___ Data excerpts

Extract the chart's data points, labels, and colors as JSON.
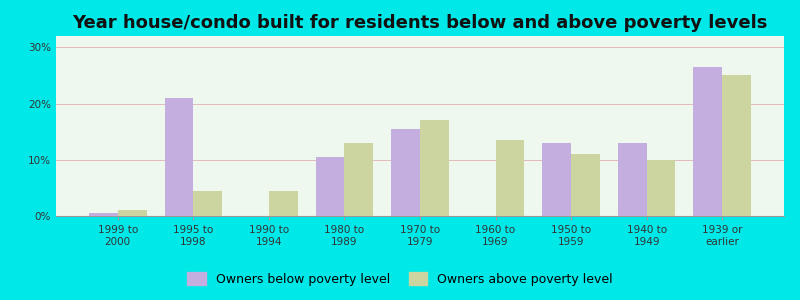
{
  "title": "Year house/condo built for residents below and above poverty levels",
  "categories": [
    "1999 to\n2000",
    "1995 to\n1998",
    "1990 to\n1994",
    "1980 to\n1989",
    "1970 to\n1979",
    "1960 to\n1969",
    "1950 to\n1959",
    "1940 to\n1949",
    "1939 or\nearlier"
  ],
  "below_poverty": [
    0.5,
    21.0,
    0.0,
    10.5,
    15.5,
    0.0,
    13.0,
    13.0,
    26.5
  ],
  "above_poverty": [
    1.0,
    4.5,
    4.5,
    13.0,
    17.0,
    13.5,
    11.0,
    10.0,
    25.0
  ],
  "below_color": "#c4aee0",
  "above_color": "#ccd4a0",
  "outer_bg": "#00e8e8",
  "plot_bg": "#eef8ee",
  "ylim": [
    0,
    32
  ],
  "yticks": [
    0,
    10,
    20,
    30
  ],
  "title_fontsize": 13,
  "tick_fontsize": 7.5,
  "legend_fontsize": 9,
  "bar_width": 0.38,
  "legend_below": "Owners below poverty level",
  "legend_above": "Owners above poverty level"
}
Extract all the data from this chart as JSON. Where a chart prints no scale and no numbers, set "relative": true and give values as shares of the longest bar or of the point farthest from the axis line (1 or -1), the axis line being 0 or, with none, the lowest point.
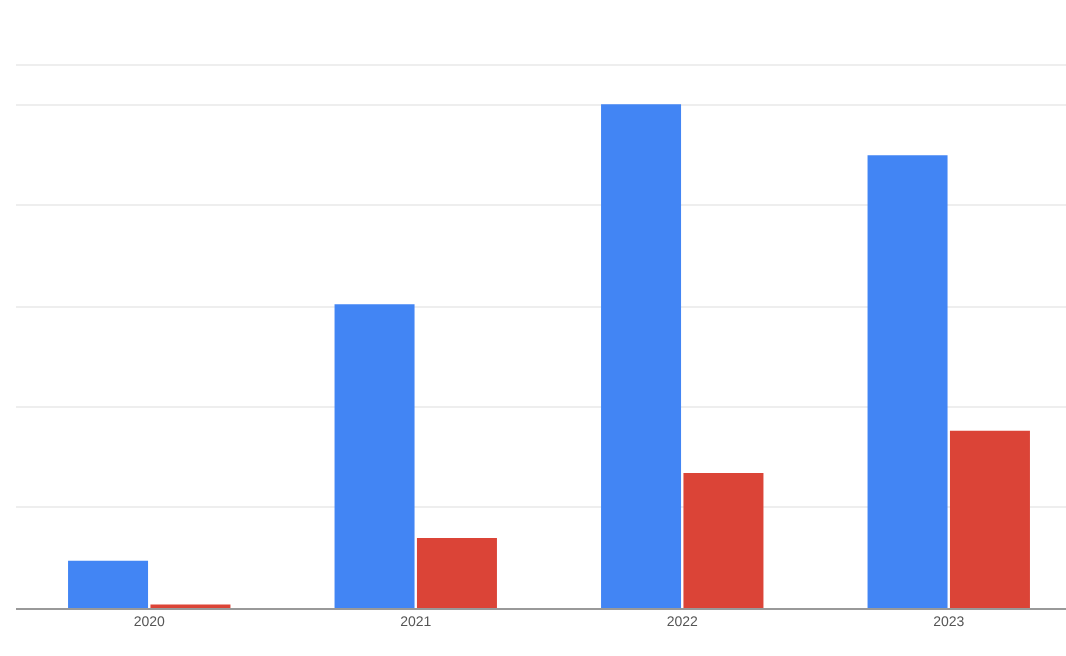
{
  "chart_data": {
    "type": "bar",
    "relative": true,
    "grid": true,
    "categories": [
      "2020",
      "2021",
      "2022",
      "2023"
    ],
    "series": [
      {
        "color": "#4285f4",
        "values": [
          0.094,
          0.603,
          1,
          0.899
        ]
      },
      {
        "color": "#db4437",
        "values": [
          0.007,
          0.139,
          0.268,
          0.352
        ]
      }
    ]
  }
}
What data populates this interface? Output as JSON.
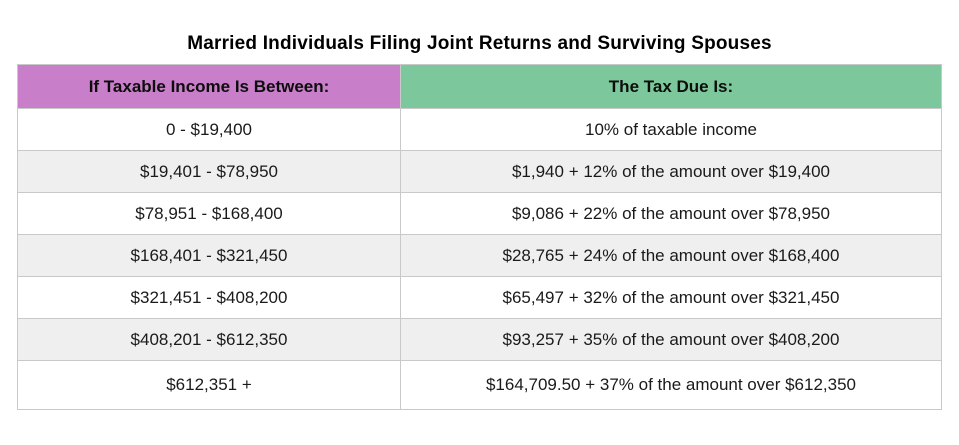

______

What is being asked ▸ Using the data above, write out every line exactly, leaving the images behind.

Exercise answer ▸
Extract the chart's data points, labels, and colors as JSON.
{
  "title": "Year house/condo built for residents below and above poverty levels",
  "categories": [
    "1999 to\n2000",
    "1995 to\n1998",
    "1990 to\n1994",
    "1980 to\n1989",
    "1970 to\n1979",
    "1960 to\n1969",
    "1950 to\n1959",
    "1940 to\n1949",
    "1939 or\nearlier"
  ],
  "below_poverty": [
    0.5,
    21.0,
    0.0,
    10.5,
    15.5,
    0.0,
    13.0,
    13.0,
    26.5
  ],
  "above_poverty": [
    1.0,
    4.5,
    4.5,
    13.0,
    17.0,
    13.5,
    11.0,
    10.0,
    25.0
  ],
  "below_color": "#c4aee0",
  "above_color": "#ccd4a0",
  "outer_bg": "#00e8e8",
  "plot_bg": "#eef8ee",
  "ylim": [
    0,
    32
  ],
  "yticks": [
    0,
    10,
    20,
    30
  ],
  "title_fontsize": 13,
  "tick_fontsize": 7.5,
  "legend_fontsize": 9,
  "bar_width": 0.38,
  "legend_below": "Owners below poverty level",
  "legend_above": "Owners above poverty level"
}
Extract all the data from this chart as JSON. Where a chart prints no scale and no numbers, set "relative": true and give values as shares of the longest bar or of the point farthest from the axis line (1 or -1), the axis line being 0 or, with none, the lowest point.
{
  "chart_data": {
    "type": "bar",
    "relative": true,
    "grid": true,
    "categories": [
      "2020",
      "2021",
      "2022",
      "2023"
    ],
    "series": [
      {
        "color": "#4285f4",
        "values": [
          0.094,
          0.603,
          1,
          0.899
        ]
      },
      {
        "color": "#db4437",
        "values": [
          0.007,
          0.139,
          0.268,
          0.352
        ]
      }
    ]
  }
}
What data populates this interface? Output as JSON.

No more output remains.